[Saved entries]

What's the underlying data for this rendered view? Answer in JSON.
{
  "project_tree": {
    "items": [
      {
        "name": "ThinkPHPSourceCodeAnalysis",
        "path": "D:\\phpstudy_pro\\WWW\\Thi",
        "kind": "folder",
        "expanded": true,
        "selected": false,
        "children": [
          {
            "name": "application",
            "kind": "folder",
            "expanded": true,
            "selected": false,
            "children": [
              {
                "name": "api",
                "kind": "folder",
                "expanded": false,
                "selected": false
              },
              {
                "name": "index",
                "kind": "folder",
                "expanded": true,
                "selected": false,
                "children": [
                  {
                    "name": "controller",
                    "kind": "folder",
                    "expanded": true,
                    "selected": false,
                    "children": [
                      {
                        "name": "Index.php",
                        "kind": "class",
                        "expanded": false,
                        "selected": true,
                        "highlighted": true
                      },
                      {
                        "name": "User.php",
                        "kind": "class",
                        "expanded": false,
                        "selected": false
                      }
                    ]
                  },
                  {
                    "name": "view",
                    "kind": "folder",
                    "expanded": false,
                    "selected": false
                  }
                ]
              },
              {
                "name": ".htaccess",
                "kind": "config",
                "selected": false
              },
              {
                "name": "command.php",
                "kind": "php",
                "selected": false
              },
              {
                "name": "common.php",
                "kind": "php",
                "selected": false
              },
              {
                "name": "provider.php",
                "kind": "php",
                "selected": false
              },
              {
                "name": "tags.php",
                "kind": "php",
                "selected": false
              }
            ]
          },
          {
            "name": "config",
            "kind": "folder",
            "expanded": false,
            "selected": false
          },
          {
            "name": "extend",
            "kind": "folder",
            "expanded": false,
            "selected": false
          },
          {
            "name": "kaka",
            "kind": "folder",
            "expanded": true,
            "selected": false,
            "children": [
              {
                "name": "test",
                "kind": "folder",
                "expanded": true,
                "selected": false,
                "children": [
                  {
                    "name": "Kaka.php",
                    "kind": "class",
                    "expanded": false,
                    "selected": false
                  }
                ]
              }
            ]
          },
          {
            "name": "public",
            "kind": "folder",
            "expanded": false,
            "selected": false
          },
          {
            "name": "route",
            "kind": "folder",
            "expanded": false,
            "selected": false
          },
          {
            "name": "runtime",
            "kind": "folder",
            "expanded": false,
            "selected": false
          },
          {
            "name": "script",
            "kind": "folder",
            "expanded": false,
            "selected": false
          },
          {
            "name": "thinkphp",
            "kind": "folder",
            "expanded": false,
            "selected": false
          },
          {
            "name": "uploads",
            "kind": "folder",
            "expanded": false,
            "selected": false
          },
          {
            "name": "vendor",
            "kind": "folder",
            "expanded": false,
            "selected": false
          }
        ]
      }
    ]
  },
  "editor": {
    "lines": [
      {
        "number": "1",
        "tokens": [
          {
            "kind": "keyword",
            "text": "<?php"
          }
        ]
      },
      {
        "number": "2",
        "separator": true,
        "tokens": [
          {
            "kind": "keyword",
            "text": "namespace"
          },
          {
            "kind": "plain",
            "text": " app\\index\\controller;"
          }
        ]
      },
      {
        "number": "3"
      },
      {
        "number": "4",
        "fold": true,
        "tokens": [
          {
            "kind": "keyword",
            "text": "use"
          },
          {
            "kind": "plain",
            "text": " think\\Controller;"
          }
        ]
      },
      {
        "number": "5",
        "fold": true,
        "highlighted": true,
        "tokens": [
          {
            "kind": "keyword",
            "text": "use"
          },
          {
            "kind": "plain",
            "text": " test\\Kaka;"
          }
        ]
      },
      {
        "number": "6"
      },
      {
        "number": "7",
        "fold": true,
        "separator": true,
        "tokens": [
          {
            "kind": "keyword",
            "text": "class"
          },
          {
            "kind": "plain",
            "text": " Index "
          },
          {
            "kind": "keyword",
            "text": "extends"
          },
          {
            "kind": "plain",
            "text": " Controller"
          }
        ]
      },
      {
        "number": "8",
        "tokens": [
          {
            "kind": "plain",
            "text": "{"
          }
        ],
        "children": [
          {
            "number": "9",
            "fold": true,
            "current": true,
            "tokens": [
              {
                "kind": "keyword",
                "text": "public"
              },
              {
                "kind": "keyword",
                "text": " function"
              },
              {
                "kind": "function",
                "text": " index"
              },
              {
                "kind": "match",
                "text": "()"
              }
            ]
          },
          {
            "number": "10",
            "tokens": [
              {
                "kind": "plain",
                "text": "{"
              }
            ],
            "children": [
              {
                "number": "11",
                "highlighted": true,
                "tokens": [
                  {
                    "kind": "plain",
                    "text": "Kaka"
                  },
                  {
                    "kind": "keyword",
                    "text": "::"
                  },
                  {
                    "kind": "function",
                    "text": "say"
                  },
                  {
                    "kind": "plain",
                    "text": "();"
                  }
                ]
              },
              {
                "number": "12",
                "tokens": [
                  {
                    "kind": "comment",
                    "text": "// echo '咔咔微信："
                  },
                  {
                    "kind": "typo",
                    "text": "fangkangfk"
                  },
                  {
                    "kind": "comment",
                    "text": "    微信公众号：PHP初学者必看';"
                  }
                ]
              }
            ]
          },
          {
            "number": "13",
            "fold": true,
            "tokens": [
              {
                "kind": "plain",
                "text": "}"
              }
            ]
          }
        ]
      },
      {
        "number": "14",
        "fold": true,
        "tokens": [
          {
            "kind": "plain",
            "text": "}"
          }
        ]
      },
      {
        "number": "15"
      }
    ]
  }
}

What this task involves >>
From the listing above, extract every line exactly as it stands.

Solved exercise >>
What's the underlying data for this rendered view? Answer in JSON.
{
  "project_tree": {
    "items": [
      {
        "name": "ThinkPHPSourceCodeAnalysis",
        "path": "D:\\phpstudy_pro\\WWW\\Thi",
        "kind": "folder",
        "expanded": true,
        "selected": false,
        "children": [
          {
            "name": "application",
            "kind": "folder",
            "expanded": true,
            "selected": false,
            "children": [
              {
                "name": "api",
                "kind": "folder",
                "expanded": false,
                "selected": false
              },
              {
                "name": "index",
                "kind": "folder",
                "expanded": true,
                "selected": false,
                "children": [
                  {
                    "name": "controller",
                    "kind": "folder",
                    "expanded": true,
                    "selected": false,
                    "children": [
                      {
                        "name": "Index.php",
                        "kind": "class",
                        "expanded": false,
                        "selected": true,
                        "highlighted": true
                      },
                      {
                        "name": "User.php",
                        "kind": "class",
                        "expanded": false,
                        "selected": false
                      }
                    ]
                  },
                  {
                    "name": "view",
                    "kind": "folder",
                    "expanded": false,
                    "selected": false
                  }
                ]
              },
              {
                "name": ".htaccess",
                "kind": "config",
                "selected": false
              },
              {
                "name": "command.php",
                "kind": "php",
                "selected": false
              },
              {
                "name": "common.php",
                "kind": "php",
                "selected": false
              },
              {
                "name": "provider.php",
                "kind": "php",
                "selected": false
              },
              {
                "name": "tags.php",
                "kind": "php",
                "selected": false
              }
            ]
          },
          {
            "name": "config",
            "kind": "folder",
            "expanded": false,
            "selected": false
          },
          {
            "name": "extend",
            "kind": "folder",
            "expanded": false,
            "selected": false
          },
          {
            "name": "kaka",
            "kind": "folder",
            "expanded": true,
            "selected": false,
            "children": [
              {
                "name": "test",
                "kind": "folder",
                "expanded": true,
                "selected": false,
                "children": [
                  {
                    "name": "Kaka.php",
                    "kind": "class",
                    "expanded": false,
                    "selected": false
                  }
                ]
              }
            ]
          },
          {
            "name": "public",
            "kind": "folder",
            "expanded": false,
            "selected": false
          },
          {
            "name": "route",
            "kind": "folder",
            "expanded": false,
            "selected": false
          },
          {
            "name": "runtime",
            "kind": "folder",
            "expanded": false,
            "selected": false
          },
          {
            "name": "script",
            "kind": "folder",
            "expanded": false,
            "selected": false
          },
          {
            "name": "thinkphp",
            "kind": "folder",
            "expanded": false,
            "selected": false
          },
          {
            "name": "uploads",
            "kind": "folder",
            "expanded": false,
            "selected": false
          },
          {
            "name": "vendor",
            "kind": "folder",
            "expanded": false,
            "selected": false
          }
        ]
      }
    ]
  },
  "editor": {
    "lines": [
      {
        "number": "1",
        "tokens": [
          {
            "kind": "keyword",
            "text": "<?php"
          }
        ]
      },
      {
        "number": "2",
        "separator": true,
        "tokens": [
          {
            "kind": "keyword",
            "text": "namespace"
          },
          {
            "kind": "plain",
            "text": " app\\index\\controller;"
          }
        ]
      },
      {
        "number": "3"
      },
      {
        "number": "4",
        "fold": true,
        "tokens": [
          {
            "kind": "keyword",
            "text": "use"
          },
          {
            "kind": "plain",
            "text": " think\\Controller;"
          }
        ]
      },
      {
        "number": "5",
        "fold": true,
        "highlighted": true,
        "tokens": [
          {
            "kind": "keyword",
            "text": "use"
          },
          {
            "kind": "plain",
            "text": " test\\Kaka;"
          }
        ]
      },
      {
        "number": "6"
      },
      {
        "number": "7",
        "fold": true,
        "separator": true,
        "tokens": [
          {
            "kind": "keyword",
            "text": "class"
          },
          {
            "kind": "plain",
            "text": " Index "
          },
          {
            "kind": "keyword",
            "text": "extends"
          },
          {
            "kind": "plain",
            "text": " Controller"
          }
        ]
      },
      {
        "number": "8",
        "tokens": [
          {
            "kind": "plain",
            "text": "{"
          }
        ],
        "children": [
          {
            "number": "9",
            "fold": true,
            "current": true,
            "tokens": [
              {
                "kind": "keyword",
                "text": "public"
              },
              {
                "kind": "keyword",
                "text": " function"
              },
              {
                "kind": "function",
                "text": " index"
              },
              {
                "kind": "match",
                "text": "()"
              }
            ]
          },
          {
            "number": "10",
            "tokens": [
              {
                "kind": "plain",
                "text": "{"
              }
            ],
            "children": [
              {
                "number": "11",
                "highlighted": true,
                "tokens": [
                  {
                    "kind": "plain",
                    "text": "Kaka"
                  },
                  {
                    "kind": "keyword",
                    "text": "::"
                  },
                  {
                    "kind": "function",
                    "text": "say"
                  },
                  {
                    "kind": "plain",
                    "text": "();"
                  }
                ]
              },
              {
                "number": "12",
                "tokens": [
                  {
                    "kind": "comment",
                    "text": "// echo '咔咔微信："
                  },
                  {
                    "kind": "typo",
                    "text": "fangkangfk"
                  },
                  {
                    "kind": "comment",
                    "text": "    微信公众号：PHP初学者必看';"
                  }
                ]
              }
            ]
          },
          {
            "number": "13",
            "fold": true,
            "tokens": [
              {
                "kind": "plain",
                "text": "}"
              }
            ]
          }
        ]
      },
      {
        "number": "14",
        "fold": true,
        "tokens": [
          {
            "kind": "plain",
            "text": "}"
          }
        ]
      },
      {
        "number": "15"
      }
    ]
  }
}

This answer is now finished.